GIVEN TASK: The records below must be retyped exactly.
· · · · ·
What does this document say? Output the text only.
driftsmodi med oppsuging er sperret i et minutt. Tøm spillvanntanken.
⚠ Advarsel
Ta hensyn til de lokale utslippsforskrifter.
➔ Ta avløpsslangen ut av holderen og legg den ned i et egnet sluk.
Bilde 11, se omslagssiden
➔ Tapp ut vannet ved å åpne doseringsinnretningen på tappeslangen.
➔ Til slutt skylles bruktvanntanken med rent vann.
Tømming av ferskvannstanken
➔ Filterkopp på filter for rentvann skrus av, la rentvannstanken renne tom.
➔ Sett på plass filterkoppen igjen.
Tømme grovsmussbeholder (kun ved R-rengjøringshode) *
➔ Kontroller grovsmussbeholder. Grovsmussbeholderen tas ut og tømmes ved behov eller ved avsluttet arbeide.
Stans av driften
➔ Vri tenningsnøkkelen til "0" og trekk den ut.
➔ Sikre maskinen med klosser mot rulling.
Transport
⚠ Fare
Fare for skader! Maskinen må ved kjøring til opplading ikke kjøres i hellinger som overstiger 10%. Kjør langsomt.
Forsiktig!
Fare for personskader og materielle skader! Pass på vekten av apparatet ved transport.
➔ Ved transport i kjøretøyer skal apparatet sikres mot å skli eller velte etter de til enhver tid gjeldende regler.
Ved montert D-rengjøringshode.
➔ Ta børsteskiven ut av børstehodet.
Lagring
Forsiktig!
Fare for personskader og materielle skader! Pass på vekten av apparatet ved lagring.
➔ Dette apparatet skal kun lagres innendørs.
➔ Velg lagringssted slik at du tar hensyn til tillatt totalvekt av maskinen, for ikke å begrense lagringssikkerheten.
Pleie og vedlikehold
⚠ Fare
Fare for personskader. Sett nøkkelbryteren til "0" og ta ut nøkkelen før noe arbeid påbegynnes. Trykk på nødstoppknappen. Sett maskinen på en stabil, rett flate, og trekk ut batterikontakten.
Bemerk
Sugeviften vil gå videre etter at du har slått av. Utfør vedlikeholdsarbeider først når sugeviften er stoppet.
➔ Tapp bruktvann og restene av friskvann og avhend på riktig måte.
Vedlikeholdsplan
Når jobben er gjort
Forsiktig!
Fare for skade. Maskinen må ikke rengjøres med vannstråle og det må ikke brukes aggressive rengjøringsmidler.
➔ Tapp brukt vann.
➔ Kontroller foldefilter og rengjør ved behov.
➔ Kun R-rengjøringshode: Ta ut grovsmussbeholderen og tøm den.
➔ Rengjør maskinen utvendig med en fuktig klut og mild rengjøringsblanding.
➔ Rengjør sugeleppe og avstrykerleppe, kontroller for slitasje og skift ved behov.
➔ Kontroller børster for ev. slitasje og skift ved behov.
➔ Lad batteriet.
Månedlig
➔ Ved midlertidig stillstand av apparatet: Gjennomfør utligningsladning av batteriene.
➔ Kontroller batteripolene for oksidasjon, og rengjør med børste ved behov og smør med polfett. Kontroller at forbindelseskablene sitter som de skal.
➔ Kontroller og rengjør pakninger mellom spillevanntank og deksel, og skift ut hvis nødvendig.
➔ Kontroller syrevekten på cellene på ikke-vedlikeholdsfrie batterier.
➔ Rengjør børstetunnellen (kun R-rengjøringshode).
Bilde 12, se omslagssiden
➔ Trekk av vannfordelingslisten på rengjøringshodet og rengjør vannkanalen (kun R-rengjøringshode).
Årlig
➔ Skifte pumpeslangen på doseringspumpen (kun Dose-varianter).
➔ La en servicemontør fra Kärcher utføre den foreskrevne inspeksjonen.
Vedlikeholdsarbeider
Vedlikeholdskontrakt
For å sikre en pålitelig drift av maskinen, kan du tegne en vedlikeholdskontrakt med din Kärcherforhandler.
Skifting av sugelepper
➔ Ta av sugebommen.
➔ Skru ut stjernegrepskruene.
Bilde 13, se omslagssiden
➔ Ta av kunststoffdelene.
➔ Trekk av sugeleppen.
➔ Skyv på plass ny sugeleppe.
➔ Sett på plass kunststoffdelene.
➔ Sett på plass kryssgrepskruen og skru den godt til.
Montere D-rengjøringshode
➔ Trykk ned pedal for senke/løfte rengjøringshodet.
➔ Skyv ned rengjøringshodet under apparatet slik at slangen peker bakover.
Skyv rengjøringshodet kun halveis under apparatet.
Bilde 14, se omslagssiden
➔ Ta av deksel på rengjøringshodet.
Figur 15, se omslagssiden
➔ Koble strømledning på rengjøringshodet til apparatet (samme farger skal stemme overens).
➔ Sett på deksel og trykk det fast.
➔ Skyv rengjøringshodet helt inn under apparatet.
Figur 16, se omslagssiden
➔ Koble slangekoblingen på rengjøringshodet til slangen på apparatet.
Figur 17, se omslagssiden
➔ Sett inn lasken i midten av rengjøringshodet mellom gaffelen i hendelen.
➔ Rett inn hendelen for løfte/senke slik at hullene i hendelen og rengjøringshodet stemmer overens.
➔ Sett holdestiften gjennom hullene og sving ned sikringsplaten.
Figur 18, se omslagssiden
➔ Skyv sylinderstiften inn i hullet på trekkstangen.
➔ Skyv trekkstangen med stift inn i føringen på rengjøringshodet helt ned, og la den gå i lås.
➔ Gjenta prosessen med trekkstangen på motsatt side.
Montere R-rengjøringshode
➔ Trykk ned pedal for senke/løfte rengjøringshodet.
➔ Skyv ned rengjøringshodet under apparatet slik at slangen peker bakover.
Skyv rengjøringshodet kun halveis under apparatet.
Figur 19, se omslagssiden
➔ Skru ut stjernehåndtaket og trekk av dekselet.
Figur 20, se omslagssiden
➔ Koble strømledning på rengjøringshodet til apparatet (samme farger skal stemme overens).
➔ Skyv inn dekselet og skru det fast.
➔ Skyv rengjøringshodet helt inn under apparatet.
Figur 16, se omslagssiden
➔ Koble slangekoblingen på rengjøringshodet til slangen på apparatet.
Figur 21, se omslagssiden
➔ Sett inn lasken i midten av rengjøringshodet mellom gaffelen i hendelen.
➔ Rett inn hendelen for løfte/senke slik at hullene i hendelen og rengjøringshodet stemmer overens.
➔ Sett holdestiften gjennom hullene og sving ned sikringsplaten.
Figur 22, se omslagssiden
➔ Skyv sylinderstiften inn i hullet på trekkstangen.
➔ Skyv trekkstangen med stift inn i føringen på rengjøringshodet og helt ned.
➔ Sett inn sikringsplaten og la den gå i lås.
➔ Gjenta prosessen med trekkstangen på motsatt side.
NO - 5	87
· · · · ·
FINAL RESULT:
What does this document say? Output the text only.
driftsmodi med oppsuging er sperret i et minutt. Tøm spillvanntanken.
⚠ Advarsel
Ta hensyn til de lokale utslippsforskrifter.
➔ Ta avløpsslangen ut av holderen og legg den ned i et egnet sluk.
Bilde 11, se omslagssiden
➔ Tapp ut vannet ved å åpne doseringsinnretningen på tappeslangen.
➔ Til slutt skylles bruktvanntanken med rent vann.
Tømming av ferskvannstanken
➔ Filterkopp på filter for rentvann skrus av, la rentvannstanken renne tom.
➔ Sett på plass filterkoppen igjen.
Tømme grovsmussbeholder (kun ved R-rengjøringshode) *
➔ Kontroller grovsmussbeholder. Grovsmussbeholderen tas ut og tømmes ved behov eller ved avsluttet arbeide.
Stans av driften
➔ Vri tenningsnøkkelen til "0" og trekk den ut.
➔ Sikre maskinen med klosser mot rulling.
Transport
⚠ Fare
Fare for skader! Maskinen må ved kjøring til opplading ikke kjøres i hellinger som overstiger 10%. Kjør langsomt.
Forsiktig!
Fare for personskader og materielle skader! Pass på vekten av apparatet ved transport.
➔ Ved transport i kjøretøyer skal apparatet sikres mot å skli eller velte etter de til enhver tid gjeldende regler.
Ved montert D-rengjøringshode.
➔ Ta børsteskiven ut av børstehodet.
Lagring
Forsiktig!
Fare for personskader og materielle skader! Pass på vekten av apparatet ved lagring.
➔ Dette apparatet skal kun lagres innendørs.
➔ Velg lagringssted slik at du tar hensyn til tillatt totalvekt av maskinen, for ikke å begrense lagringssikkerheten.
Pleie og vedlikehold
⚠ Fare
Fare for personskader. Sett nøkkelbryteren til "0" og ta ut nøkkelen før noe arbeid påbegynnes. Trykk på nødstoppknappen. Sett maskinen på en stabil, rett flate, og trekk ut batterikontakten.
Bemerk
Sugeviften vil gå videre etter at du har slått av. Utfør vedlikeholdsarbeider først når sugeviften er stoppet.
➔ Tapp bruktvann og restene av friskvann og avhend på riktig måte.
Vedlikeholdsplan
Når jobben er gjort
Forsiktig!
Fare for skade. Maskinen må ikke rengjøres med vannstråle og det må ikke brukes aggressive rengjøringsmidler.
➔ Tapp brukt vann.
➔ Kontroller foldefilter og rengjør ved behov.
➔ Kun R-rengjøringshode: Ta ut grovsmussbeholderen og tøm den.
➔ Rengjør maskinen utvendig med en fuktig klut og mild rengjøringsblanding.
➔ Rengjør sugeleppe og avstrykerleppe, kontroller for slitasje og skift ved behov.
➔ Kontroller børster for ev. slitasje og skift ved behov.
➔ Lad batteriet.
Månedlig
➔ Ved midlertidig stillstand av apparatet: Gjennomfør utligningsladning av batteriene.
➔ Kontroller batteripolene for oksidasjon, og rengjør med børste ved behov og smør med polfett. Kontroller at forbindelseskablene sitter som de skal.
➔ Kontroller og rengjør pakninger mellom spillevanntank og deksel, og skift ut hvis nødvendig.
➔ Kontroller syrevekten på cellene på ikke-vedlikeholdsfrie batterier.
➔ Rengjør børstetunnellen (kun R-rengjøringshode).
Bilde 12, se omslagssiden
➔ Trekk av vannfordelingslisten på rengjøringshodet og rengjør vannkanalen (kun R-rengjøringshode).
Årlig
➔ Skifte pumpeslangen på doseringspumpen (kun Dose-varianter).
➔ La en servicemontør fra Kärcher utføre den foreskrevne inspeksjonen.
Vedlikeholdsarbeider
Vedlikeholdskontrakt
For å sikre en pålitelig drift av maskinen, kan du tegne en vedlikeholdskontrakt med din Kärcherforhandler.
Skifting av sugelepper
➔ Ta av sugebommen.
➔ Skru ut stjernegrepskruene.
Bilde 13, se omslagssiden
➔ Ta av kunststoffdelene.
➔ Trekk av sugeleppen.
➔ Skyv på plass ny sugeleppe.
➔ Sett på plass kunststoffdelene.
➔ Sett på plass kryssgrepskruen og skru den godt til.
Montere D-rengjøringshode
➔ Trykk ned pedal for senke/løfte rengjøringshodet.
➔ Skyv ned rengjøringshodet under apparatet slik at slangen peker bakover.
Skyv rengjøringshodet kun halveis under apparatet.
Bilde 14, se omslagssiden
➔ Ta av deksel på rengjøringshodet.
Figur 15, se omslagssiden
➔ Koble strømledning på rengjøringshodet til apparatet (samme farger skal stemme overens).
➔ Sett på deksel og trykk det fast.
➔ Skyv rengjøringshodet helt inn under apparatet.
Figur 16, se omslagssiden
➔ Koble slangekoblingen på rengjøringshodet til slangen på apparatet.
Figur 17, se omslagssiden
➔ Sett inn lasken i midten av rengjøringshodet mellom gaffelen i hendelen.
➔ Rett inn hendelen for løfte/senke slik at hullene i hendelen og rengjøringshodet stemmer overens.
➔ Sett holdestiften gjennom hullene og sving ned sikringsplaten.
Figur 18, se omslagssiden
➔ Skyv sylinderstiften inn i hullet på trekkstangen.
➔ Skyv trekkstangen med stift inn i føringen på rengjøringshodet helt ned, og la den gå i lås.
➔ Gjenta prosessen med trekkstangen på motsatt side.
Montere R-rengjøringshode
➔ Trykk ned pedal for senke/løfte rengjøringshodet.
➔ Skyv ned rengjøringshodet under apparatet slik at slangen peker bakover.
Skyv rengjøringshodet kun halveis under apparatet.
Figur 19, se omslagssiden
➔ Skru ut stjernehåndtaket og trekk av dekselet.
Figur 20, se omslagssiden
➔ Koble strømledning på rengjøringshodet til apparatet (samme farger skal stemme overens).
➔ Skyv inn dekselet og skru det fast.
➔ Skyv rengjøringshodet helt inn under apparatet.
Figur 16, se omslagssiden
➔ Koble slangekoblingen på rengjøringshodet til slangen på apparatet.
Figur 21, se omslagssiden
➔ Sett inn lasken i midten av rengjøringshodet mellom gaffelen i hendelen.
➔ Rett inn hendelen for løfte/senke slik at hullene i hendelen og rengjøringshodet stemmer overens.
➔ Sett holdestiften gjennom hullene og sving ned sikringsplaten.
Figur 22, se omslagssiden
➔ Skyv sylinderstiften inn i hullet på trekkstangen.
➔ Skyv trekkstangen med stift inn i føringen på rengjøringshodet og helt ned.
➔ Sett inn sikringsplaten og la den gå i lås.
➔ Gjenta prosessen med trekkstangen på motsatt side.
NO - 5	87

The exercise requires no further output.